[Records from a data collection]
==============================
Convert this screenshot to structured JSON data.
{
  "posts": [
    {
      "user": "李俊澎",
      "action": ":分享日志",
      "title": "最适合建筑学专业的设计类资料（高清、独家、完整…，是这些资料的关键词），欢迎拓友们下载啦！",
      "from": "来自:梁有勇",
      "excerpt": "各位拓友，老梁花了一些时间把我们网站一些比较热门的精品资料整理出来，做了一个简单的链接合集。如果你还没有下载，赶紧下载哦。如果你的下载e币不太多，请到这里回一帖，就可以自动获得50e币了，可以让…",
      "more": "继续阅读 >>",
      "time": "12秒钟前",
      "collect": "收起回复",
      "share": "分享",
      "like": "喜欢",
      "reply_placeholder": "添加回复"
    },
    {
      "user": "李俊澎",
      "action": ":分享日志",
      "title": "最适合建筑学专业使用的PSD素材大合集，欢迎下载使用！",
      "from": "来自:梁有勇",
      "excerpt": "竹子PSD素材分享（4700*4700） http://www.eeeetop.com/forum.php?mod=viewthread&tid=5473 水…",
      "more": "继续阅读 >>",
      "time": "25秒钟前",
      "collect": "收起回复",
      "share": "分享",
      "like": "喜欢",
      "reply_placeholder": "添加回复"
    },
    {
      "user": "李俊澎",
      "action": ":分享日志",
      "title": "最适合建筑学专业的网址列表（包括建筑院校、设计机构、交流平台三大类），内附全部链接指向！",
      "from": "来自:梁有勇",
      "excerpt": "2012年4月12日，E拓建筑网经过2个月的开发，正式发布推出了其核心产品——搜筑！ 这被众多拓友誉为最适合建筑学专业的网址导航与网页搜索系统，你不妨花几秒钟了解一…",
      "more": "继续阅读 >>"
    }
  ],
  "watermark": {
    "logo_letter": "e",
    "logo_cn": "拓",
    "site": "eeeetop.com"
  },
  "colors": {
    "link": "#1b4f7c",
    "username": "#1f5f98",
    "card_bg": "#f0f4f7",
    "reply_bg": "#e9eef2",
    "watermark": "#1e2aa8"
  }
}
==============================
THE TASK
Return the full listing, character for character.

SOLUTION FOR THIS TASK
Convert this screenshot to structured JSON data.
{
  "posts": [
    {
      "user": "李俊澎",
      "action": ":分享日志",
      "title": "最适合建筑学专业的设计类资料（高清、独家、完整…，是这些资料的关键词），欢迎拓友们下载啦！",
      "from": "来自:梁有勇",
      "excerpt": "各位拓友，老梁花了一些时间把我们网站一些比较热门的精品资料整理出来，做了一个简单的链接合集。如果你还没有下载，赶紧下载哦。如果你的下载e币不太多，请到这里回一帖，就可以自动获得50e币了，可以让…",
      "more": "继续阅读 >>",
      "time": "12秒钟前",
      "collect": "收起回复",
      "share": "分享",
      "like": "喜欢",
      "reply_placeholder": "添加回复"
    },
    {
      "user": "李俊澎",
      "action": ":分享日志",
      "title": "最适合建筑学专业使用的PSD素材大合集，欢迎下载使用！",
      "from": "来自:梁有勇",
      "excerpt": "竹子PSD素材分享（4700*4700） http://www.eeeetop.com/forum.php?mod=viewthread&tid=5473 水…",
      "more": "继续阅读 >>",
      "time": "25秒钟前",
      "collect": "收起回复",
      "share": "分享",
      "like": "喜欢",
      "reply_placeholder": "添加回复"
    },
    {
      "user": "李俊澎",
      "action": ":分享日志",
      "title": "最适合建筑学专业的网址列表（包括建筑院校、设计机构、交流平台三大类），内附全部链接指向！",
      "from": "来自:梁有勇",
      "excerpt": "2012年4月12日，E拓建筑网经过2个月的开发，正式发布推出了其核心产品——搜筑！ 这被众多拓友誉为最适合建筑学专业的网址导航与网页搜索系统，你不妨花几秒钟了解一…",
      "more": "继续阅读 >>"
    }
  ],
  "watermark": {
    "logo_letter": "e",
    "logo_cn": "拓",
    "site": "eeeetop.com"
  },
  "colors": {
    "link": "#1b4f7c",
    "username": "#1f5f98",
    "card_bg": "#f0f4f7",
    "reply_bg": "#e9eef2",
    "watermark": "#1e2aa8"
  }
}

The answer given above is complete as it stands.